_WRITTEN TASK_
Show all lines holding the string "which".

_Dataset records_

::::

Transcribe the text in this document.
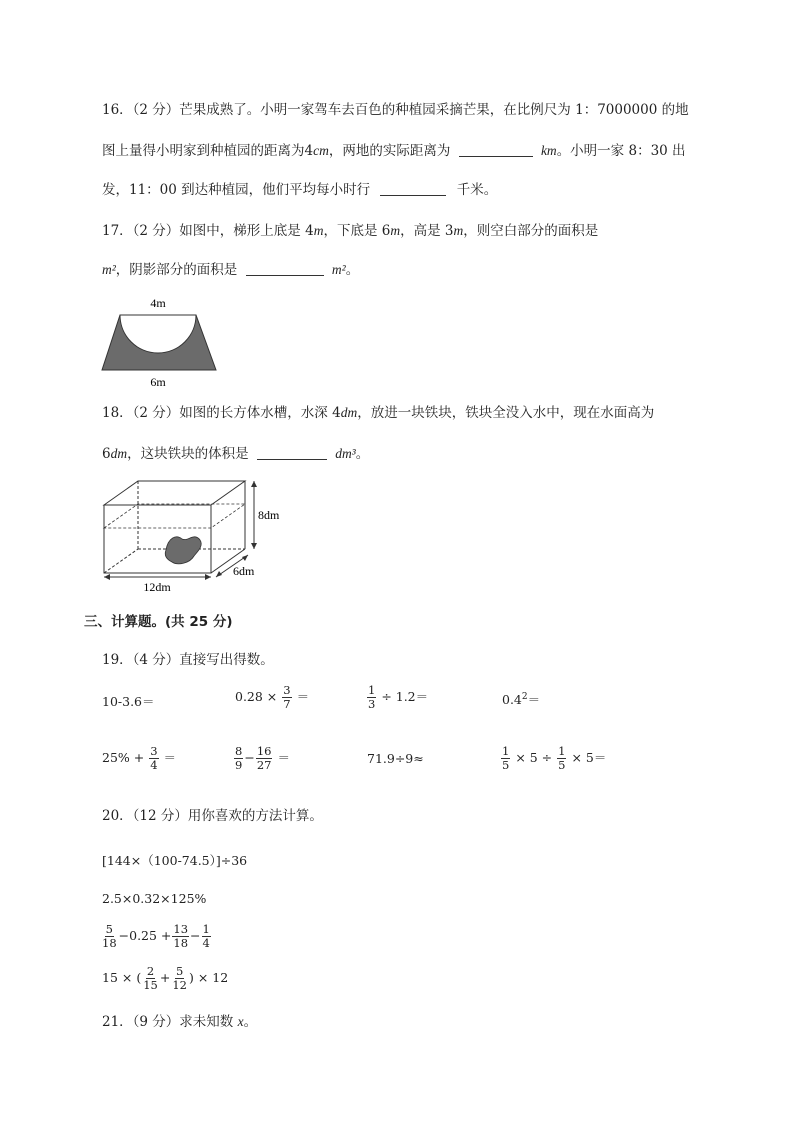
16．（2 分）芒果成熟了。小明一家驾车去百色的种植园采摘芒果，在比例尺为 1：7000000 的地
图上量得小明家到种植园的距离为4cm，两地的实际距离为	km。小明一家 8：30 出
发，11：00 到达种植园，他们平均每小时行	千米。
17．（2 分）如图中，梯形上底是 4m，下底是 6m，高是 3m，则空白部分的面积是
m²，阴影部分的面积是	m²。
4m
6m
18．（2 分）如图的长方体水槽，水深 4dm，放进一块铁块，铁块全没入水中，现在水面高为
6dm，这块铁块的体积是	dm³。
8dm
6dm
12dm
三、计算题。(共 25 分)
19．（4 分）直接写出得数。
10-3.6＝	$0.28 \times \frac{3}{7}$ ＝	$\frac{1}{3} \div 1.2=$	$0.4^2=$
$25\% + \frac{3}{4}$ ＝	$\frac{8}{9} - \frac{16}{27}$ ＝	71.9÷9≈	$\frac{1}{5} \times 5 \div \frac{1}{5} \times 5=$
20．（12 分）用你喜欢的方法计算。
[144×（100-74.5）]÷36
2.5×0.32×125%
$\frac{5}{18} -0.25 + \frac{13}{18} - \frac{1}{4}$
15 × ( $\frac{2}{15} + \frac{5}{12}$ ) × 12
21．（9 分）求未知数 x。
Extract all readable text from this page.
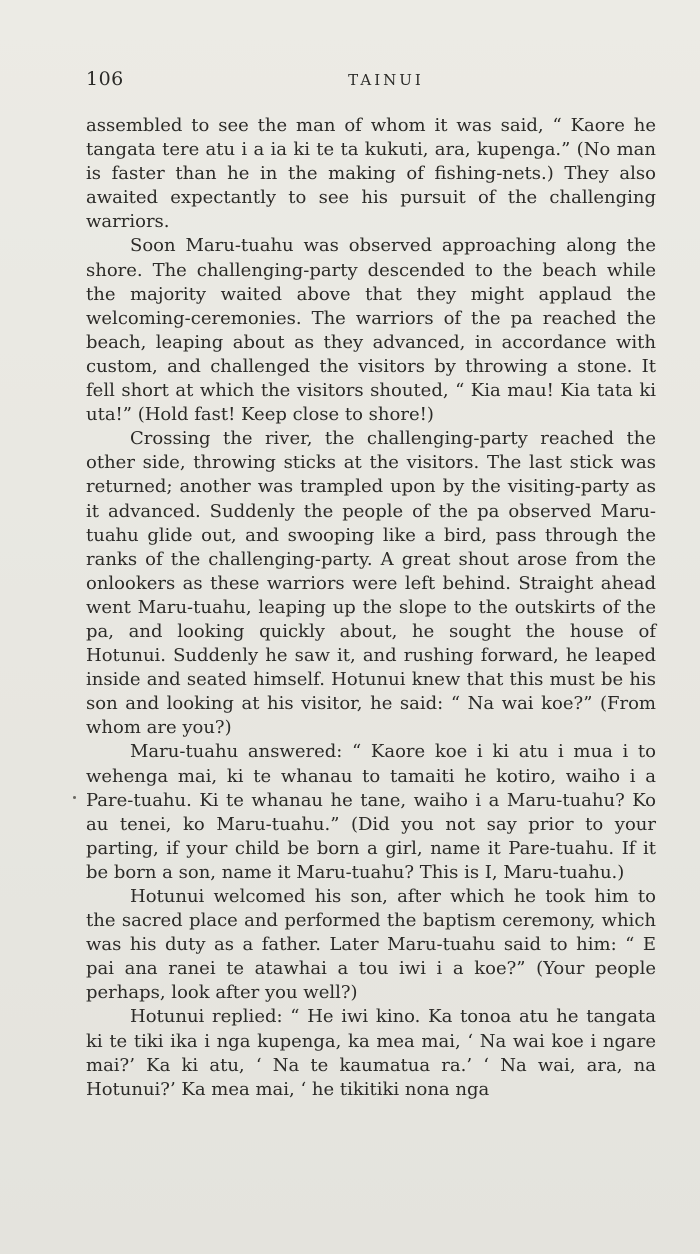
106	TAINUI

assembled to see the man of whom it was said, “ Kaore he tangata tere atu i a ia ki te ta kukuti, ara, kupenga.” (No man is faster than he in the making of fishing-nets.) They also awaited expectantly to see his pursuit of the challenging warriors.

Soon Maru-tuahu was observed approaching along the shore. The challenging-party descended to the beach while the majority waited above that they might applaud the welcoming-ceremonies. The warriors of the pa reached the beach, leaping about as they advanced, in accordance with custom, and challenged the visitors by throwing a stone. It fell short at which the visitors shouted, “ Kia mau! Kia tata ki uta!” (Hold fast! Keep close to shore!)

Crossing the river, the challenging-party reached the other side, throwing sticks at the visitors. The last stick was returned; another was trampled upon by the visiting-party as it advanced. Suddenly the people of the pa observed Maru-tuahu glide out, and swooping like a bird, pass through the ranks of the challenging-party. A great shout arose from the onlookers as these warriors were left behind. Straight ahead went Maru-tuahu, leaping up the slope to the outskirts of the pa, and looking quickly about, he sought the house of Hotunui. Suddenly he saw it, and rushing forward, he leaped inside and seated himself. Hotunui knew that this must be his son and looking at his visitor, he said: “ Na wai koe?” (From whom are you?)

Maru-tuahu answered: “ Kaore koe i ki atu i mua i to wehenga mai, ki te whanau to tamaiti he kotiro, waiho i a Pare-tuahu. Ki te whanau he tane, waiho i a Maru-tuahu? Ko au tenei, ko Maru-tuahu.” (Did you not say prior to your parting, if your child be born a girl, name it Pare-tuahu. If it be born a son, name it Maru-tuahu? This is I, Maru-tuahu.)

Hotunui welcomed his son, after which he took him to the sacred place and performed the baptism ceremony, which was his duty as a father. Later Maru-tuahu said to him: “ E pai ana ranei te atawhai a tou iwi i a koe?” (Your people perhaps, look after you well?)

Hotunui replied: “ He iwi kino. Ka tonoa atu he tangata ki te tiki ika i nga kupenga, ka mea mai, ‘ Na wai koe i ngare mai?’ Ka ki atu, ‘ Na te kaumatua ra.’ ‘ Na wai, ara, na Hotunui?’ Ka mea mai, ‘ he tikitiki nona nga
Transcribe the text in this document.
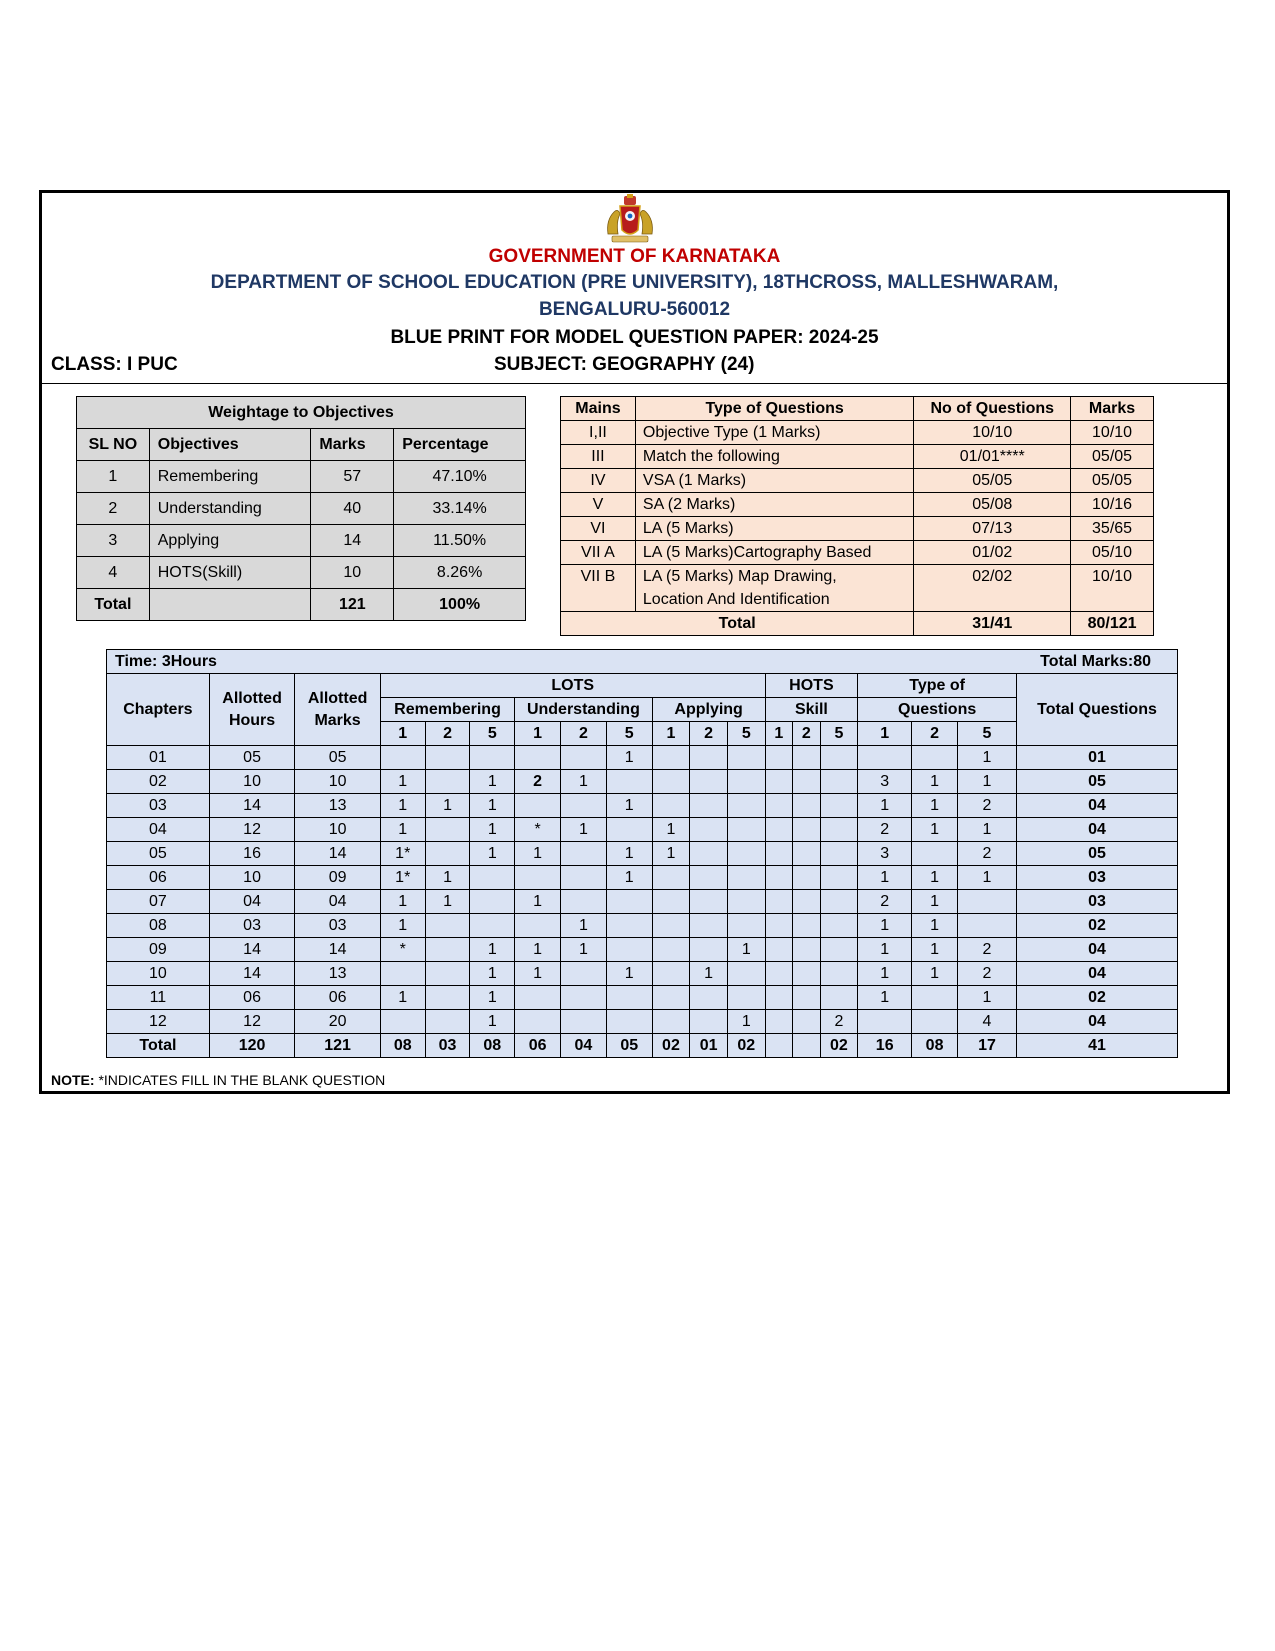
GOVERNMENT OF KARNATAKA
DEPARTMENT OF SCHOOL EDUCATION (PRE UNIVERSITY), 18THCROSS, MALLESHWARAM,
BENGALURU-560012
BLUE PRINT FOR MODEL QUESTION PAPER: 2024-25
CLASS: I PUC	SUBJECT: GEOGRAPHY (24)
Weightage to Objectives			
SL NO	Objectives	Marks	Percentage
1	Remembering	57	47.10%
2	Understanding	40	33.14%
3	Applying	14	11.50%
4	HOTS(Skill)	10	8.26%
Total		121	100%
Mains	Type of Questions	No of Questions	Marks
I,II	Objective Type (1 Marks)	10/10	10/10
III	Match the following	01/01****	05/05
IV	VSA (1 Marks)	05/05	05/05
V	SA (2 Marks)	05/08	10/16
VI	LA (5 Marks)	07/13	35/65
VII A	LA (5 Marks)Cartography Based	01/02	05/10
VII B	LA (5 Marks) Map Drawing,
Location And Identification	02/02	10/10
Total		31/41	80/121
Time: 3Hours																Total Marks:80		
Chapters	Allotted Hours	Allotted Marks	LOTS									HOTS			Type of			Total Questions
			Remembering			Understanding			Applying			Skill			Questions			
			1	2	5	1	2	5	1	2	5	1	2	5	1	2	5	
01	05	05						1									1	01
02	10	10	1		1	2	1								3	1	1	05
03	14	13	1	1	1			1							1	1	2	04
04	12	10	1		1	*	1		1						2	1	1	04
05	16	14	1*		1	1		1	1						3		2	05
06	10	09	1*	1				1							1	1	1	03
07	04	04	1	1		1									2	1		03
08	03	03	1				1								1	1		02
09	14	14	*		1	1	1				1				1	1	2	04
10	14	13			1	1		1		1					1	1	2	04
11	06	06	1		1										1		1	02
12	12	20			1						1			2			4	04
Total	120	121	08	03	08	06	04	05	02	01	02			02	16	08	17	41
NOTE: *INDICATES FILL IN THE BLANK QUESTION
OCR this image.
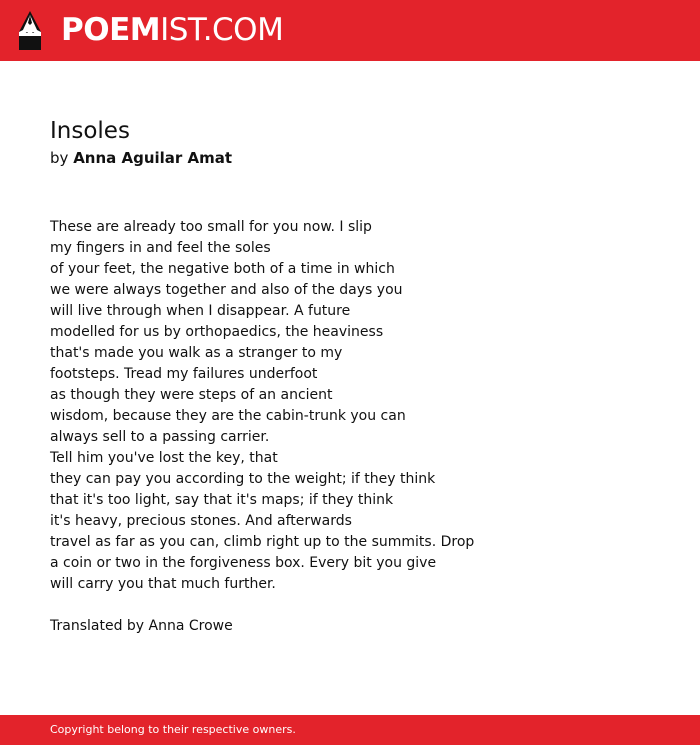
POEMIST.COM
Insoles

by Anna Aguilar Amat

These are already too small for you now. I slip
my fingers in and feel the soles
of your feet, the negative both of a time in which
we were always together and also of the days you
will live through when I disappear. A future
modelled for us by orthopaedics, the heaviness
that's made you walk as a stranger to my
footsteps. Tread my failures underfoot
as though they were steps of an ancient
wisdom, because they are the cabin-trunk you can
always sell to a passing carrier.
Tell him you've lost the key, that
they can pay you according to the weight; if they think
that it's too light, say that it's maps; if they think
it's heavy, precious stones. And afterwards
travel as far as you can, climb right up to the summits. Drop
a coin or two in the forgiveness box. Every bit you give
will carry you that much further.
Translated by Anna Crowe
Copyright belong to their respective owners.
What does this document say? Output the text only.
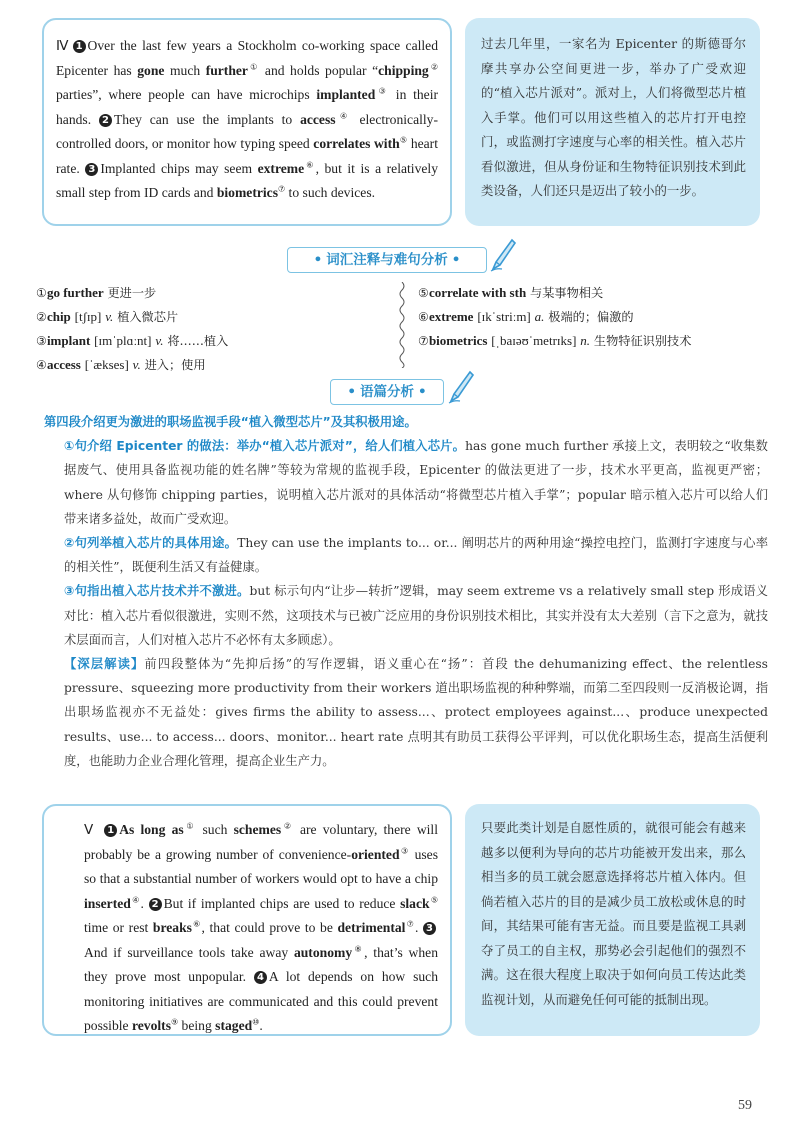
Ⅳ 1 Over the last few years a Stockholm co-working space called Epicenter has gone much further① and holds popular “chipping② parties”, where people can have microchips implanted③ in their hands. 2 They can use the implants to access④ electronically-controlled doors, or monitor how typing speed correlates with⑤ heart rate. 3 Implanted chips may seem extreme⑥, but it is a relatively small step from ID cards and biometrics⑦ to such devices.
过去几年里，一家名为 Epicenter 的斯德哥尔摩共享办公空间更进一步，举办了广受欢迎的“植入芯片派对”。派对上，人们将微型芯片植入手掌。他们可以用这些植入的芯片打开电控门，或监测打字速度与心率的相关性。植入芯片看似激进，但从身份证和生物特征识别技术到此类设备，人们还只是迈出了较小的一步。
• 词汇注释与难句分析 •
①go further 更进一步
②chip [tʃɪp] v. 植入微芯片
③implant [ɪmˈplɑːnt] v. 将……植入
④access [ˈækses] v. 进入；使用
⑤correlate with sth 与某事物相关
⑥extreme [ɪkˈstriːm] a. 极端的；偏激的
⑦biometrics [ˌbaɪəʊˈmetrɪks] n. 生物特征识别技术
• 语篇分析 •

第四段介绍更为激进的职场监视手段“植入微型芯片”及其积极用途。

①句介绍 Epicenter 的做法：举办“植入芯片派对”，给人们植入芯片。has gone much further 承接上文，表明较之“收集数据废气、使用具备监视功能的姓名牌”等较为常规的监视手段，Epicenter 的做法更进了一步，技术水平更高，监视更严密；where 从句修饰 chipping parties，说明植入芯片派对的具体活动“将微型芯片植入手掌”；popular 暗示植入芯片可以给人们带来诸多益处，故而广受欢迎。

②句列举植入芯片的具体用途。They can use the implants to... or... 阐明芯片的两种用途“操控电控门，监测打字速度与心率的相关性”，既便利生活又有益健康。

③句指出植入芯片技术并不激进。but 标示句内“让步—转折”逻辑，may seem extreme vs a relatively small step 形成语义对比：植入芯片看似很激进，实则不然，这项技术与已被广泛应用的身份识别技术相比，其实并没有太大差别（言下之意为，就技术层面而言，人们对植入芯片不必怀有太多顾虑）。

【深层解读】前四段整体为“先抑后扬”的写作逻辑，语义重心在“扬”：首段 the dehumanizing effect、the relentless pressure、squeezing more productivity from their workers 道出职场监视的种种弊端，而第二至四段则一反消极论调，指出职场监视亦不无益处：gives firms the ability to assess...、protect employees against...、produce unexpected results、use... to access... doors、monitor... heart rate 点明其有助员工获得公平评判，可以优化职场生态，提高生活便利度，也能助力企业合理化管理，提高企业生产力。

Ⅴ 1 As long as① such schemes② are voluntary, there will probably be a growing number of convenience-oriented③ uses so that a substantial number of workers would opt to have a chip inserted④. 2 But if implanted chips are used to reduce slack⑤ time or rest breaks⑥, that could prove to be detrimental⑦. 3And if surveillance tools take away autonomy⑧, that’s when they prove most unpopular. 4 A lot depends on how such monitoring initiatives are communicated and this could prevent possible revolts⑨ being staged⑩.
只要此类计划是自愿性质的，就很可能会有越来越多以便利为导向的芯片功能被开发出来，那么相当多的员工就会愿意选择将芯片植入体内。但倘若植入芯片的目的是减少员工放松或休息的时间，其结果可能有害无益。而且要是监视工具剥夺了员工的自主权，那势必会引起他们的强烈不满。这在很大程度上取决于如何向员工传达此类监视计划，从而避免任何可能的抵制出现。
59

::::

_WRITTEN SOLUTION_
Soon Maru-tuahu was observed approaching along the shore. The challenging-party descended to the beach while the majority waited above that they might applaud the welcoming-ceremonies. The warriors of the pa reached the beach, leaping about as they advanced, in accordance with custom, and challenged the visitors by throwing a stone. It fell short at which the visitors shouted, “ Kia mau! Kia tata ki uta!” (Hold fast! Keep close to shore!)
Hotunui welcomed his son, after which he took him to the sacred place and performed the baptism ceremony, which was his duty as a father. Later Maru-tuahu said to him: “ E pai ana ranei te atawhai a tou iwi i a koe?” (Your people perhaps, look after you well?)
of your feet, the negative both of a time in which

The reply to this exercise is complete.